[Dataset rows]
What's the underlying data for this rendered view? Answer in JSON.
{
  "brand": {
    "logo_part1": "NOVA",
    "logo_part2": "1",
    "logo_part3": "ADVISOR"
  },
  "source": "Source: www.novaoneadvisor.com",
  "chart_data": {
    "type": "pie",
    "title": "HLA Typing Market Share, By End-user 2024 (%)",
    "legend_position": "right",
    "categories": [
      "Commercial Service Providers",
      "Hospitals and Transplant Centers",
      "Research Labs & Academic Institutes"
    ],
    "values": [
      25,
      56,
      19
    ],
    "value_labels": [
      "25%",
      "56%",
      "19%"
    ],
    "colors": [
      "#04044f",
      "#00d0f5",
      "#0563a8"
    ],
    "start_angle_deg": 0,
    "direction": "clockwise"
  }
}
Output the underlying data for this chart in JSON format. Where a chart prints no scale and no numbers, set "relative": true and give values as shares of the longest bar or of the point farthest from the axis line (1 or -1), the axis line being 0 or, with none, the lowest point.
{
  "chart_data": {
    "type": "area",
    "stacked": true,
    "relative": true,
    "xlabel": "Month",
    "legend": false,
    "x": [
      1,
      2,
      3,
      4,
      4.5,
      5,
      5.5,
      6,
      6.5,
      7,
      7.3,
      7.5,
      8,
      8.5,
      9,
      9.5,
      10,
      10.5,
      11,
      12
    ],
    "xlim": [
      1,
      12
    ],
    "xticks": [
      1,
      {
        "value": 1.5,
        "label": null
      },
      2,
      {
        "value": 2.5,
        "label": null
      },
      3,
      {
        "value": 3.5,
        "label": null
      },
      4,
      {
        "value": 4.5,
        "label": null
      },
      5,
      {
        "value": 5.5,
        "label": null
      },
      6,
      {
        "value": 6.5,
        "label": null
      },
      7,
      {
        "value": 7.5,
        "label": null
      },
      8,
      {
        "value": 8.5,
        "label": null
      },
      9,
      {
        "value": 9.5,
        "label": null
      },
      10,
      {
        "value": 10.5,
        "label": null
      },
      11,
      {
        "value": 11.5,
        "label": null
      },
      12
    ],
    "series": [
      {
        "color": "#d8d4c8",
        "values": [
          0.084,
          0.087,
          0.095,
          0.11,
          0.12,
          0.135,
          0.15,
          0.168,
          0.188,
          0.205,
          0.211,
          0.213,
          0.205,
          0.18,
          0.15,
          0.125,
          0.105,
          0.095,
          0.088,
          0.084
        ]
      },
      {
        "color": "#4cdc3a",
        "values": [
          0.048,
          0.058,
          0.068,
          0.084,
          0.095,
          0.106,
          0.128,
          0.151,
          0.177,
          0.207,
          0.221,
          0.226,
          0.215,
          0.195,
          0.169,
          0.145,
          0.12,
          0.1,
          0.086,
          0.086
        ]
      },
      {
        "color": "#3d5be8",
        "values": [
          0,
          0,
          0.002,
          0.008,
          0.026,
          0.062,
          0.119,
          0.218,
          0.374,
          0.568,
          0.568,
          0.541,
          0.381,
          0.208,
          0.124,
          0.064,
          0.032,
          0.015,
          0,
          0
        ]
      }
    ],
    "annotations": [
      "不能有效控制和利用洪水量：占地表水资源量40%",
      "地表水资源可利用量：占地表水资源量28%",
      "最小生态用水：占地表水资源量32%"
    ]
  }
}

What to do – Find how many lines in the material hold the word "JSON" and state that number alone.

The solution – 2